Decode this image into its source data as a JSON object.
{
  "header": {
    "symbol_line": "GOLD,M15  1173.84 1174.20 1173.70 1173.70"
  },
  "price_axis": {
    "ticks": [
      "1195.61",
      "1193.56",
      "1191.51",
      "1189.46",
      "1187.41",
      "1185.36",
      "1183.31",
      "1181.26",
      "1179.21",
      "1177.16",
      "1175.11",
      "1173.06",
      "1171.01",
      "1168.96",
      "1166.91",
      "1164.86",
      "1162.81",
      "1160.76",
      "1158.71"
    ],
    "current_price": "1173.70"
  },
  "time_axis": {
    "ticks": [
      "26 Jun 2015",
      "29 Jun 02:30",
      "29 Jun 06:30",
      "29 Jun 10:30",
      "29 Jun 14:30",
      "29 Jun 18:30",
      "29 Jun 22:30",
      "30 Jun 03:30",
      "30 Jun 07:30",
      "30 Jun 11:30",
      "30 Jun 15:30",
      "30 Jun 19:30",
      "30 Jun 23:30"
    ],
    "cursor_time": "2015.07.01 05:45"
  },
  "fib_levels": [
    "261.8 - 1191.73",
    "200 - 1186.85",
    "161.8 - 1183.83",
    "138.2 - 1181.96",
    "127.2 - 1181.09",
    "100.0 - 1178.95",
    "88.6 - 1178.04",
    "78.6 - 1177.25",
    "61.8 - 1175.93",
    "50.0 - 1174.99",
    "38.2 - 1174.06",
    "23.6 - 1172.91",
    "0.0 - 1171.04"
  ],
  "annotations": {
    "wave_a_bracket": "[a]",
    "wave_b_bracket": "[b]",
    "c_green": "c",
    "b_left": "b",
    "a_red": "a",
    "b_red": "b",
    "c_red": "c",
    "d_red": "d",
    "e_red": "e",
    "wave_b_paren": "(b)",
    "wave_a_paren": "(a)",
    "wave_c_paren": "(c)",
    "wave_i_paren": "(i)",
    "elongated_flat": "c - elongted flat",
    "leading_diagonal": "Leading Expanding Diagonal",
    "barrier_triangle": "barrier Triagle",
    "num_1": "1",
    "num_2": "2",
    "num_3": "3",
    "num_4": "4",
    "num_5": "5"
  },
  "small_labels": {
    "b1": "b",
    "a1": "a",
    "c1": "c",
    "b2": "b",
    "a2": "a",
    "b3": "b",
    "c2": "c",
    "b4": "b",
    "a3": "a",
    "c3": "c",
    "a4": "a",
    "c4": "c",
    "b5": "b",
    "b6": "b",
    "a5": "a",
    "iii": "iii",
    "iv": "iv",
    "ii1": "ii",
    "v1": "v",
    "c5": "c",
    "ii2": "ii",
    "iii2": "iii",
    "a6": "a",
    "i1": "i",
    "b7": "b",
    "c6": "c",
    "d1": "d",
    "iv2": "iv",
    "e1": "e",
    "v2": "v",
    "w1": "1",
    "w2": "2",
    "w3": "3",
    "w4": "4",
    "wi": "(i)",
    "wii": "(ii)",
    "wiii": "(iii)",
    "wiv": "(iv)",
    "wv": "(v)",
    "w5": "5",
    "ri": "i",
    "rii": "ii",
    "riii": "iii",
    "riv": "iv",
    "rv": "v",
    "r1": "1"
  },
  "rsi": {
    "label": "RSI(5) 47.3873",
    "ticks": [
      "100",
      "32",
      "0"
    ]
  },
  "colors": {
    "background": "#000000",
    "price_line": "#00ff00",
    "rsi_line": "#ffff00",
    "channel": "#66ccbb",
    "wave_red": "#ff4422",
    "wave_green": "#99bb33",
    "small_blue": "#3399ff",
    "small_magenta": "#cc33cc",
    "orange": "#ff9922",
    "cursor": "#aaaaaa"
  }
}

Short exercise ->
Show the data once more, exactly as it was written.

Answer for this exercise ->
Decode this image into its source data as a JSON object.
{
  "header": {
    "symbol_line": "GOLD,M15  1173.84 1174.20 1173.70 1173.70"
  },
  "price_axis": {
    "ticks": [
      "1195.61",
      "1193.56",
      "1191.51",
      "1189.46",
      "1187.41",
      "1185.36",
      "1183.31",
      "1181.26",
      "1179.21",
      "1177.16",
      "1175.11",
      "1173.06",
      "1171.01",
      "1168.96",
      "1166.91",
      "1164.86",
      "1162.81",
      "1160.76",
      "1158.71"
    ],
    "current_price": "1173.70"
  },
  "time_axis": {
    "ticks": [
      "26 Jun 2015",
      "29 Jun 02:30",
      "29 Jun 06:30",
      "29 Jun 10:30",
      "29 Jun 14:30",
      "29 Jun 18:30",
      "29 Jun 22:30",
      "30 Jun 03:30",
      "30 Jun 07:30",
      "30 Jun 11:30",
      "30 Jun 15:30",
      "30 Jun 19:30",
      "30 Jun 23:30"
    ],
    "cursor_time": "2015.07.01 05:45"
  },
  "fib_levels": [
    "261.8 - 1191.73",
    "200 - 1186.85",
    "161.8 - 1183.83",
    "138.2 - 1181.96",
    "127.2 - 1181.09",
    "100.0 - 1178.95",
    "88.6 - 1178.04",
    "78.6 - 1177.25",
    "61.8 - 1175.93",
    "50.0 - 1174.99",
    "38.2 - 1174.06",
    "23.6 - 1172.91",
    "0.0 - 1171.04"
  ],
  "annotations": {
    "wave_a_bracket": "[a]",
    "wave_b_bracket": "[b]",
    "c_green": "c",
    "b_left": "b",
    "a_red": "a",
    "b_red": "b",
    "c_red": "c",
    "d_red": "d",
    "e_red": "e",
    "wave_b_paren": "(b)",
    "wave_a_paren": "(a)",
    "wave_c_paren": "(c)",
    "wave_i_paren": "(i)",
    "elongated_flat": "c - elongted flat",
    "leading_diagonal": "Leading Expanding Diagonal",
    "barrier_triangle": "barrier Triagle",
    "num_1": "1",
    "num_2": "2",
    "num_3": "3",
    "num_4": "4",
    "num_5": "5"
  },
  "small_labels": {
    "b1": "b",
    "a1": "a",
    "c1": "c",
    "b2": "b",
    "a2": "a",
    "b3": "b",
    "c2": "c",
    "b4": "b",
    "a3": "a",
    "c3": "c",
    "a4": "a",
    "c4": "c",
    "b5": "b",
    "b6": "b",
    "a5": "a",
    "iii": "iii",
    "iv": "iv",
    "ii1": "ii",
    "v1": "v",
    "c5": "c",
    "ii2": "ii",
    "iii2": "iii",
    "a6": "a",
    "i1": "i",
    "b7": "b",
    "c6": "c",
    "d1": "d",
    "iv2": "iv",
    "e1": "e",
    "v2": "v",
    "w1": "1",
    "w2": "2",
    "w3": "3",
    "w4": "4",
    "wi": "(i)",
    "wii": "(ii)",
    "wiii": "(iii)",
    "wiv": "(iv)",
    "wv": "(v)",
    "w5": "5",
    "ri": "i",
    "rii": "ii",
    "riii": "iii",
    "riv": "iv",
    "rv": "v",
    "r1": "1"
  },
  "rsi": {
    "label": "RSI(5) 47.3873",
    "ticks": [
      "100",
      "32",
      "0"
    ]
  },
  "colors": {
    "background": "#000000",
    "price_line": "#00ff00",
    "rsi_line": "#ffff00",
    "channel": "#66ccbb",
    "wave_red": "#ff4422",
    "wave_green": "#99bb33",
    "small_blue": "#3399ff",
    "small_magenta": "#cc33cc",
    "orange": "#ff9922",
    "cursor": "#aaaaaa"
  }
}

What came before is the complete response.